Each entry needs to be retyped exactly, with nothing added or dropped.
^^^^^^^^
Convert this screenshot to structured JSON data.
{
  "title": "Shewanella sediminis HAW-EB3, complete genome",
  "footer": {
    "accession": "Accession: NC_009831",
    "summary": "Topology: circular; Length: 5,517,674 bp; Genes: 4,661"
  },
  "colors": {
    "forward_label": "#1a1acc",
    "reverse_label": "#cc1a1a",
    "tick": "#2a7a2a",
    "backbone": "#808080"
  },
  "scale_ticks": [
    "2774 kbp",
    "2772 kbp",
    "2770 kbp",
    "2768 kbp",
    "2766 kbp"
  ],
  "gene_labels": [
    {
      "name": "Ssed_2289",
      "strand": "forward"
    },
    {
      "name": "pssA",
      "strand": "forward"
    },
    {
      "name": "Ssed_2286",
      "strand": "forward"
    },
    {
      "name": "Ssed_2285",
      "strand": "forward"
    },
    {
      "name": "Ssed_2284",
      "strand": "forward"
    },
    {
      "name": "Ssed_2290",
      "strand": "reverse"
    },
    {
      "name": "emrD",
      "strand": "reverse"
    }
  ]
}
^^^^^^^^
> **WRITTEN ANSWER**
Convert this screenshot to structured JSON data.
{
  "title": "Shewanella sediminis HAW-EB3, complete genome",
  "footer": {
    "accession": "Accession: NC_009831",
    "summary": "Topology: circular; Length: 5,517,674 bp; Genes: 4,661"
  },
  "colors": {
    "forward_label": "#1a1acc",
    "reverse_label": "#cc1a1a",
    "tick": "#2a7a2a",
    "backbone": "#808080"
  },
  "scale_ticks": [
    "2774 kbp",
    "2772 kbp",
    "2770 kbp",
    "2768 kbp",
    "2766 kbp"
  ],
  "gene_labels": [
    {
      "name": "Ssed_2289",
      "strand": "forward"
    },
    {
      "name": "pssA",
      "strand": "forward"
    },
    {
      "name": "Ssed_2286",
      "strand": "forward"
    },
    {
      "name": "Ssed_2285",
      "strand": "forward"
    },
    {
      "name": "Ssed_2284",
      "strand": "forward"
    },
    {
      "name": "Ssed_2290",
      "strand": "reverse"
    },
    {
      "name": "emrD",
      "strand": "reverse"
    }
  ]
}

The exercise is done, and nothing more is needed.